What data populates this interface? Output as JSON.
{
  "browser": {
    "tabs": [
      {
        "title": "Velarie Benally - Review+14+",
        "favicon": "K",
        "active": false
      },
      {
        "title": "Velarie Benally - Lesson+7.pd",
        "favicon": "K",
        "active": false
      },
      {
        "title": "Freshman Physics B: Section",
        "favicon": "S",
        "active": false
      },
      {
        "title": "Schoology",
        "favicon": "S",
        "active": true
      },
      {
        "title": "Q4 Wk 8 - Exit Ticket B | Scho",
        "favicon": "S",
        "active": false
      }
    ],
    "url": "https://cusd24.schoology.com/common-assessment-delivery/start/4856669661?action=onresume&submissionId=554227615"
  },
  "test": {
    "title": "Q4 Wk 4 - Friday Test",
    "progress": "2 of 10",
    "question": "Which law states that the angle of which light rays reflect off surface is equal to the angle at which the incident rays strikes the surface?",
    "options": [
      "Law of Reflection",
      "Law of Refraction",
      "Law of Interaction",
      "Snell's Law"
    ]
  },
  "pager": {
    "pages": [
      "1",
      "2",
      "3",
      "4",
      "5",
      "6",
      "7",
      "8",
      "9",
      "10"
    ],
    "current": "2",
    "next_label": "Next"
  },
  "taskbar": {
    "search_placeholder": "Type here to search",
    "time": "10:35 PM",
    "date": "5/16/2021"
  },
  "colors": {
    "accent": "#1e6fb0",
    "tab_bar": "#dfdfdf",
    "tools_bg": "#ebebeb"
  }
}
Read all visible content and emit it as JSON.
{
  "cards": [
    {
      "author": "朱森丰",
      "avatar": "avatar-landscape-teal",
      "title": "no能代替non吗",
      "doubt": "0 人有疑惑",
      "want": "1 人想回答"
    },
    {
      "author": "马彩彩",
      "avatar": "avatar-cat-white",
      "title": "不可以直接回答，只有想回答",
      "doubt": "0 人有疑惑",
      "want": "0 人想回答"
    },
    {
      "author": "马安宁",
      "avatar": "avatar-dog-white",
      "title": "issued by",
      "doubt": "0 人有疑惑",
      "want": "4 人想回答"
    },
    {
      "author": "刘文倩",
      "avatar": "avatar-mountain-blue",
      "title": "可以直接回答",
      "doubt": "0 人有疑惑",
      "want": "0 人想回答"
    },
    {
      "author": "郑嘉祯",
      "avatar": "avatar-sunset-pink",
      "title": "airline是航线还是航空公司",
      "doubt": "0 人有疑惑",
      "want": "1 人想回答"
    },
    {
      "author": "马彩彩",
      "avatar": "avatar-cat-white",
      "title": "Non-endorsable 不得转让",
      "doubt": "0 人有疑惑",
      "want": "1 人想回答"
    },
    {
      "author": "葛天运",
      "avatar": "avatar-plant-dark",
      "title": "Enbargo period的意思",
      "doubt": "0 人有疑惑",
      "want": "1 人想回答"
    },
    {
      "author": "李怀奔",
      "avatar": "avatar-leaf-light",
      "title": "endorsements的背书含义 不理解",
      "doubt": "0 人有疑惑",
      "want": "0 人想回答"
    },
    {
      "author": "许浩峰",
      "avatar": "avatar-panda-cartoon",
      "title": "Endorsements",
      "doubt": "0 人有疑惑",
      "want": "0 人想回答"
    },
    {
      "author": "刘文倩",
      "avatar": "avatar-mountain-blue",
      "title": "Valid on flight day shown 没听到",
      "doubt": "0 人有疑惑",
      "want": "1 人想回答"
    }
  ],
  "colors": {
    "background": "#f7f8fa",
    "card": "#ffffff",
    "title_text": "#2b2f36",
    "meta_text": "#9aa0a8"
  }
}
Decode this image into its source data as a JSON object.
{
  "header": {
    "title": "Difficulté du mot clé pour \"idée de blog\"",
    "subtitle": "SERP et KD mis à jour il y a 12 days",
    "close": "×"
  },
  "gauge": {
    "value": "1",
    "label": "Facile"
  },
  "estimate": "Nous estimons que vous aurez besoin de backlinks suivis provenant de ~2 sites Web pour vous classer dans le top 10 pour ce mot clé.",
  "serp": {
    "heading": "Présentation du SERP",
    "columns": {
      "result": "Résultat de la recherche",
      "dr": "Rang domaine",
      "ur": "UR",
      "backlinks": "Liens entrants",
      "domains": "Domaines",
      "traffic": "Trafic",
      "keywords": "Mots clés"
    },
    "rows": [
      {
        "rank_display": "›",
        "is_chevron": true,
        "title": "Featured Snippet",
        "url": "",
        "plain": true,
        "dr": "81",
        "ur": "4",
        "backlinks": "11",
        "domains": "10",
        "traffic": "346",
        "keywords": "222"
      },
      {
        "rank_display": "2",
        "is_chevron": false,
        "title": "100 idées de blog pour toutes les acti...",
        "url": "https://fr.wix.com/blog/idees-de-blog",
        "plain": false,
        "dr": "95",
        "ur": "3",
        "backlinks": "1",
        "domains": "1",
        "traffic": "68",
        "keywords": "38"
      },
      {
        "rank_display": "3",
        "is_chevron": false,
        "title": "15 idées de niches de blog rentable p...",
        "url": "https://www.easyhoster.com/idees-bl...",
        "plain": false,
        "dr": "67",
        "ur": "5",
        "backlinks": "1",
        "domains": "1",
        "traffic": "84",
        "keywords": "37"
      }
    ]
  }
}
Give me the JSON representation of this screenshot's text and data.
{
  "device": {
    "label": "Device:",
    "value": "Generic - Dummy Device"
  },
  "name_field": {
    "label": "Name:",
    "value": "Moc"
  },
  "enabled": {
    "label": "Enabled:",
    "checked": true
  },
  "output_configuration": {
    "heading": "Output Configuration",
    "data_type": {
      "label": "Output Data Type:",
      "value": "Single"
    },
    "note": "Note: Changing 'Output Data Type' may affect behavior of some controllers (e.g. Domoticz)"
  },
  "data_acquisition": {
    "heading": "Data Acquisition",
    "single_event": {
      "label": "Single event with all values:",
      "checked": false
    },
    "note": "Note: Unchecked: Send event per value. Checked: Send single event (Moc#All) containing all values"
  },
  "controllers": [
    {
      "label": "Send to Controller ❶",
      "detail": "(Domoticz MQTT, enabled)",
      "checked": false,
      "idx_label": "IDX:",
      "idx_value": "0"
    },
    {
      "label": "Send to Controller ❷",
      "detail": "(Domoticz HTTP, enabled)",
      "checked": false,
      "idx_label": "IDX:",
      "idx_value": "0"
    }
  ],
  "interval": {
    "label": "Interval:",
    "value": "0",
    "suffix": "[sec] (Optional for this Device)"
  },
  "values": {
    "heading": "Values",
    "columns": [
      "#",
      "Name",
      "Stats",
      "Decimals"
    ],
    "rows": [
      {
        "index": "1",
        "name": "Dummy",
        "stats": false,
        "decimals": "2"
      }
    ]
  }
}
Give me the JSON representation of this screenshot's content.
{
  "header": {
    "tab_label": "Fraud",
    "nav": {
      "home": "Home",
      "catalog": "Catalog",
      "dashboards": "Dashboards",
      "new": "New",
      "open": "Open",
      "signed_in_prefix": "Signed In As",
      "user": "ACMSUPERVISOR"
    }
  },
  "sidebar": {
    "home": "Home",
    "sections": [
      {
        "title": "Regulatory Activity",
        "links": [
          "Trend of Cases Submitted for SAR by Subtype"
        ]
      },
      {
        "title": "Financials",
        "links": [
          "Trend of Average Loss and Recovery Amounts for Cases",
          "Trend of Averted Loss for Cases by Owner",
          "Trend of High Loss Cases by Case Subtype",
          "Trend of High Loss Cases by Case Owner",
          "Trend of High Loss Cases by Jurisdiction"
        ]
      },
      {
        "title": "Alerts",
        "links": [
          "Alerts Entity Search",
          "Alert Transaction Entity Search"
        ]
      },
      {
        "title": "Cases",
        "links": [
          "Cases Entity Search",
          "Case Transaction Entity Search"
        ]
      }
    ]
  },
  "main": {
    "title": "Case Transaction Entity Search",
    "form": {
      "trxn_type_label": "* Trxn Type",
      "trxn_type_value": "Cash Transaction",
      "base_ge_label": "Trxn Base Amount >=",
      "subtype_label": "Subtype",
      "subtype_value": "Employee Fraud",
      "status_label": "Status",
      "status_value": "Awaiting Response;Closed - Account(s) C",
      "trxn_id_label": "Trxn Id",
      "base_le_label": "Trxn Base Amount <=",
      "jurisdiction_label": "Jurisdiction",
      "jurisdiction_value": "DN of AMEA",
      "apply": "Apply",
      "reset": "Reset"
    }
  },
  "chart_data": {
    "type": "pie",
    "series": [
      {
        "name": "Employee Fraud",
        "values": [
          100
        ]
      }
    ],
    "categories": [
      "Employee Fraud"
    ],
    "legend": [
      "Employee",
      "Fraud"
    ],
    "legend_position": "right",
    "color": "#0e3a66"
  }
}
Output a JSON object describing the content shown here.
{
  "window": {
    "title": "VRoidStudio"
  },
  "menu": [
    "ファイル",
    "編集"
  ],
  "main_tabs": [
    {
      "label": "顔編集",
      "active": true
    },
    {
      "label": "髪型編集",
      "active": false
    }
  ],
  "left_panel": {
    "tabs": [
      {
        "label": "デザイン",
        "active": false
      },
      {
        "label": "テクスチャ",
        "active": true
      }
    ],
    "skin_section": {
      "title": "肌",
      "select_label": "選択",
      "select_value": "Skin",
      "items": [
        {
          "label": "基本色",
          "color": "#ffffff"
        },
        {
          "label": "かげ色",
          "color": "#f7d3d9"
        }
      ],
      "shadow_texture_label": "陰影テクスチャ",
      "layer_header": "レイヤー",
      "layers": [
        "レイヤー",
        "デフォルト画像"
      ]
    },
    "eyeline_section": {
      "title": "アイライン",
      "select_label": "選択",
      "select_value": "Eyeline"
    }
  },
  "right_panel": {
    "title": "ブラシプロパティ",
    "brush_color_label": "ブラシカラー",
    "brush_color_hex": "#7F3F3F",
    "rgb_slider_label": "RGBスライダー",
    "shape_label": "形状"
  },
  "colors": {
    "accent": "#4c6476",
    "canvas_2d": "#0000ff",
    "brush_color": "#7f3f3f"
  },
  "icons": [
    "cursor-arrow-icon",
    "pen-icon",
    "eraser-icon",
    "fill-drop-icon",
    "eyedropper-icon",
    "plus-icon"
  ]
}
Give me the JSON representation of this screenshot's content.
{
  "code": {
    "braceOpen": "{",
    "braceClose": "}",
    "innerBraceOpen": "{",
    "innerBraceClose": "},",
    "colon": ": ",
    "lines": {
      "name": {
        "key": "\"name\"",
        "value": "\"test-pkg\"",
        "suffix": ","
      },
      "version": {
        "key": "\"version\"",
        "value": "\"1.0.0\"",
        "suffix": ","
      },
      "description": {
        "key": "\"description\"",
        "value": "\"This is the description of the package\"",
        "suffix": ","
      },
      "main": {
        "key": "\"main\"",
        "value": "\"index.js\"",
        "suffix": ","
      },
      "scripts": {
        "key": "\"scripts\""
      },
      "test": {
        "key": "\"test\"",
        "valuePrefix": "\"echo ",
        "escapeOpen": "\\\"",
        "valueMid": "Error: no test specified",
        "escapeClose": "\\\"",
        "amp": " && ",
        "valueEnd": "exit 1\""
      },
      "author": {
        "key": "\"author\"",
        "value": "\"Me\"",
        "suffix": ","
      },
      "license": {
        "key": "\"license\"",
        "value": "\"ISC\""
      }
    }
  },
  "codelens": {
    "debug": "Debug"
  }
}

----

- [Aim] Return every line above that contains the word "note".

- [Problem solution]
    "note": "Note: Changing 'Output Data Type' may affect behavior of some controllers (e.g. Domoticz)"
    "note": "Note: Unchecked: Send event per value. Checked: Send single event (Moc#All) containing all values"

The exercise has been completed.